(Stored data)
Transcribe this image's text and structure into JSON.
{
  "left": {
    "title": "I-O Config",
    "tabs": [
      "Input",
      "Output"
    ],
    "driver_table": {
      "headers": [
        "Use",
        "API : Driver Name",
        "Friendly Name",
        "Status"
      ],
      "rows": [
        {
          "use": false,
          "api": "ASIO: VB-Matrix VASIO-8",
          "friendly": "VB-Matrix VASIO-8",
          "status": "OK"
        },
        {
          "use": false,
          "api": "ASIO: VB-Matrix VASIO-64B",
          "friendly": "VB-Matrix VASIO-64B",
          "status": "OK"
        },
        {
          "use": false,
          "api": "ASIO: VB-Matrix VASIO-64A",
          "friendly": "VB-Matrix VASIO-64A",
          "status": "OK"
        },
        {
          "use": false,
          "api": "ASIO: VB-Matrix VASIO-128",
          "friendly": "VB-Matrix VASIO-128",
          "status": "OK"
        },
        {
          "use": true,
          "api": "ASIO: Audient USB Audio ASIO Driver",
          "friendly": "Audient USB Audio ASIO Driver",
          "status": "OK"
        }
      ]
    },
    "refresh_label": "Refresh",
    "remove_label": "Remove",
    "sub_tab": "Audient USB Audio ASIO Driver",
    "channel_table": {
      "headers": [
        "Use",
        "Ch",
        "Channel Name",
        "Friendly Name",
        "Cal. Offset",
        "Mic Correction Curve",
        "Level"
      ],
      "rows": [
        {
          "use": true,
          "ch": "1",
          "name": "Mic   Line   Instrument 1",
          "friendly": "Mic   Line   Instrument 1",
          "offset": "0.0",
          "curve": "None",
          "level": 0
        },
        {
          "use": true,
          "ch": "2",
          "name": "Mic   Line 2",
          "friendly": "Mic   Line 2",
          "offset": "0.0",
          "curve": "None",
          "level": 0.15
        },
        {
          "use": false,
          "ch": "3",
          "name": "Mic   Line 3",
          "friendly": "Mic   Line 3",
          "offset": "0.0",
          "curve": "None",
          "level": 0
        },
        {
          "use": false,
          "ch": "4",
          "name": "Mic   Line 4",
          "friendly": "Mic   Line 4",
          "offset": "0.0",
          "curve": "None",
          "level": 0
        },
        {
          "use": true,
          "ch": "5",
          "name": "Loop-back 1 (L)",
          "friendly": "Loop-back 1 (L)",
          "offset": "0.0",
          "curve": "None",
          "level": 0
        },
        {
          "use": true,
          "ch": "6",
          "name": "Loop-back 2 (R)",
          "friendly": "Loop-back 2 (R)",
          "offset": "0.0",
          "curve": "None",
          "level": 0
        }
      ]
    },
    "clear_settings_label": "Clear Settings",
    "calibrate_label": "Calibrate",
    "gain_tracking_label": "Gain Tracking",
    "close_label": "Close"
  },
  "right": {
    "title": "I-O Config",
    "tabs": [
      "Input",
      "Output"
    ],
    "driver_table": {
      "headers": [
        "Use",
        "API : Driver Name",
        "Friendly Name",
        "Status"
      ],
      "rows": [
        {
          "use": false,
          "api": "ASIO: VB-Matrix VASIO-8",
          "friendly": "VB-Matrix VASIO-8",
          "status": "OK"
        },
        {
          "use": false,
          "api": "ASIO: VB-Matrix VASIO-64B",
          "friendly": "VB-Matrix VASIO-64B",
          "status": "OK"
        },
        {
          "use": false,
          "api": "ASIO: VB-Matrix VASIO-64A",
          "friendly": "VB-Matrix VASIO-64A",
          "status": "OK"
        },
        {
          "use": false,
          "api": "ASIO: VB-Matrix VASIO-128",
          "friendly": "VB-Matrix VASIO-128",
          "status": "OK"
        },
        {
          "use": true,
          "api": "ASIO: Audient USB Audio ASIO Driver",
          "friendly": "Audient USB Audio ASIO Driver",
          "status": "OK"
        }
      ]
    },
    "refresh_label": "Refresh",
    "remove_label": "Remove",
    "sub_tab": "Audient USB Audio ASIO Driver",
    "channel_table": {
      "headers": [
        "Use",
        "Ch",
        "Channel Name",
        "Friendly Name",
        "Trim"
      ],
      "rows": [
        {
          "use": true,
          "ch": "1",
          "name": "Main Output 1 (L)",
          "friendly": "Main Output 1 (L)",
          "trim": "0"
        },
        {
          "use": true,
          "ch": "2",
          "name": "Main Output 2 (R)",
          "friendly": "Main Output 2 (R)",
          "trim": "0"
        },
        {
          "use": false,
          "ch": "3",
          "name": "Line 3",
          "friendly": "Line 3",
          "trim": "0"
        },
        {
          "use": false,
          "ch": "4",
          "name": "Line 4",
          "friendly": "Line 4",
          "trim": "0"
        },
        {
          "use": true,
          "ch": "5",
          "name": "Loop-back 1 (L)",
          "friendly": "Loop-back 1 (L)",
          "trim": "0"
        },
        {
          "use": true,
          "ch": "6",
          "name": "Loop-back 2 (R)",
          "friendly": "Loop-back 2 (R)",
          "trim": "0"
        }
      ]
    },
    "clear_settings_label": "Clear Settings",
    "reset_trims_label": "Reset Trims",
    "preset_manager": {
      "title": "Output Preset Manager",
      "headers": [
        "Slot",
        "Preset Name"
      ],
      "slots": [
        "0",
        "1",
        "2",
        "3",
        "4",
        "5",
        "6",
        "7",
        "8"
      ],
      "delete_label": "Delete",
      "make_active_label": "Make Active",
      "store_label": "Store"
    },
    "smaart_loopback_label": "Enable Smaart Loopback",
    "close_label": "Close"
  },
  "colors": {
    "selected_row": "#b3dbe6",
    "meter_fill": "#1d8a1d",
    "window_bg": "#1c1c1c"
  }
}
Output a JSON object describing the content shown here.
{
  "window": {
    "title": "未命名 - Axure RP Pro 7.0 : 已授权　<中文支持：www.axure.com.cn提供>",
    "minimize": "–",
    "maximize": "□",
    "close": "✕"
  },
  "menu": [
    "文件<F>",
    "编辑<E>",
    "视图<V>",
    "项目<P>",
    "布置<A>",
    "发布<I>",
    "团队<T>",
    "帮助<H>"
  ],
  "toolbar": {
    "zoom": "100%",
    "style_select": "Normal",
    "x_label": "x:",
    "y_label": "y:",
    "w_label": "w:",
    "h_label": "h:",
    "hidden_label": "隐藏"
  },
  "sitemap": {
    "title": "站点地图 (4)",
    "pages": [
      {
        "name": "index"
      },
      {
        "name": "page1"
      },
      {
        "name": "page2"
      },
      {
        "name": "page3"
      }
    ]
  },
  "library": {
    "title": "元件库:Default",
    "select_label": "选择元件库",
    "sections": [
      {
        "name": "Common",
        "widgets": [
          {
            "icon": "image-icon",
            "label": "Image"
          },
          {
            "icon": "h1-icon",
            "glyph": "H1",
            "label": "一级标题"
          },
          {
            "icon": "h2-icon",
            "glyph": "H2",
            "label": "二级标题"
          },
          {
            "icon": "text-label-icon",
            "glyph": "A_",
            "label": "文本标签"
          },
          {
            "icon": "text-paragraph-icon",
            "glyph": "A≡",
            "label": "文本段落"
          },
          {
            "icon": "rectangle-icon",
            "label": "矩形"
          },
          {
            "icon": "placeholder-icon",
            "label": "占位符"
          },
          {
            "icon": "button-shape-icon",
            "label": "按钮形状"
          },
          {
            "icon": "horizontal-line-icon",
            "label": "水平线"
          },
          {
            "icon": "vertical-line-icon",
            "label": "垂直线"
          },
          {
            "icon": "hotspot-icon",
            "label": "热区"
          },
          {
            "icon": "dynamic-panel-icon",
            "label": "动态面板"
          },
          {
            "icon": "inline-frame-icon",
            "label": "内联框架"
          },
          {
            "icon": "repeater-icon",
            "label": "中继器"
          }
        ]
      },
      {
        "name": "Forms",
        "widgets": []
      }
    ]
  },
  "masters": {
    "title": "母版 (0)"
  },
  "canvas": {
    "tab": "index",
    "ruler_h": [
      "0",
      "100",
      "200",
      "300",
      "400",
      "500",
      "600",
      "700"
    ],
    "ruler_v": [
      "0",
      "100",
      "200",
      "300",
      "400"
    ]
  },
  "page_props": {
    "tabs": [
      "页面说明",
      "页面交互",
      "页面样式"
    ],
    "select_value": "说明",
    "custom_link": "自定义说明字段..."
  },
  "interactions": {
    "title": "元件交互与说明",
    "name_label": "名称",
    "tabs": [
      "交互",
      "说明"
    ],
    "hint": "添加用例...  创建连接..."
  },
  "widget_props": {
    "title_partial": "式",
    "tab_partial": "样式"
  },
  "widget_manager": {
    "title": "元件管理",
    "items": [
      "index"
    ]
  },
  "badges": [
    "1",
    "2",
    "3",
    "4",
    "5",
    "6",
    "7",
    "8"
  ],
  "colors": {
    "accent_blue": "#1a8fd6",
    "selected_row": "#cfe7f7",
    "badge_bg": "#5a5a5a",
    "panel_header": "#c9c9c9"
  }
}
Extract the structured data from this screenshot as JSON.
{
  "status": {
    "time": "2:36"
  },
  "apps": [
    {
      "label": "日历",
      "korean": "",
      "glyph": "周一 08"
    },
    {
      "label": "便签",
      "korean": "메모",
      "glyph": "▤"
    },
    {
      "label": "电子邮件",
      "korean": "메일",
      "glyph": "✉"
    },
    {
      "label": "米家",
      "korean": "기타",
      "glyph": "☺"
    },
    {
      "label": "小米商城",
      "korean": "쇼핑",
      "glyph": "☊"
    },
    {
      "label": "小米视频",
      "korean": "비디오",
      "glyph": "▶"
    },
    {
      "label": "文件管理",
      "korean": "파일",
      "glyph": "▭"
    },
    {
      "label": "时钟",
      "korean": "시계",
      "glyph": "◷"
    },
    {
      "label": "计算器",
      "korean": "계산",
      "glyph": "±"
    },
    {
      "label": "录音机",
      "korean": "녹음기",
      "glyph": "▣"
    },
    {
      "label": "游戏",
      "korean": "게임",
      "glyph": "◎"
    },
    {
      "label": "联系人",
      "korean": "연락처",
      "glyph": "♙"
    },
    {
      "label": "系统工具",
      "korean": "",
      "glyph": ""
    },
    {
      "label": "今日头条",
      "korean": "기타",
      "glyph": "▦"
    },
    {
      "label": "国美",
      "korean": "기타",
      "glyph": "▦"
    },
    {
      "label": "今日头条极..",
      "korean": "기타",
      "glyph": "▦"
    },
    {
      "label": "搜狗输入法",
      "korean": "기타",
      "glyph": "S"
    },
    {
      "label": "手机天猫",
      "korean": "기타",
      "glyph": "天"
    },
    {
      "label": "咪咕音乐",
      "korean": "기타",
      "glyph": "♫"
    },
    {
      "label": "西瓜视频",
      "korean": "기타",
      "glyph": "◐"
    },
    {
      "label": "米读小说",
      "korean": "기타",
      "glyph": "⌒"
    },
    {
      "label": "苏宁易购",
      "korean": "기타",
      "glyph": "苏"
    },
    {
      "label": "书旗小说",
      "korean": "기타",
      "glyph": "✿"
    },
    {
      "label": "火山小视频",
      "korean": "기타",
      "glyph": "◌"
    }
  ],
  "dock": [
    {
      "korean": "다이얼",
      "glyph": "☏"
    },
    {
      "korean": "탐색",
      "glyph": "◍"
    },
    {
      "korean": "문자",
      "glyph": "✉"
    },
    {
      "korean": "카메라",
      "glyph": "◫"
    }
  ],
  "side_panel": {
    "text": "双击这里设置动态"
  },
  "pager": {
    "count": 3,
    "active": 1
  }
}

Instructions for the task - Read the data above. Pull out each line in which the string "text" appears.

Written answer -
Transcribe this image's text and structure into JSON.
            "icon": "text-label-icon",
            "icon": "text-paragraph-icon",
    "text": "双击这里设置动态"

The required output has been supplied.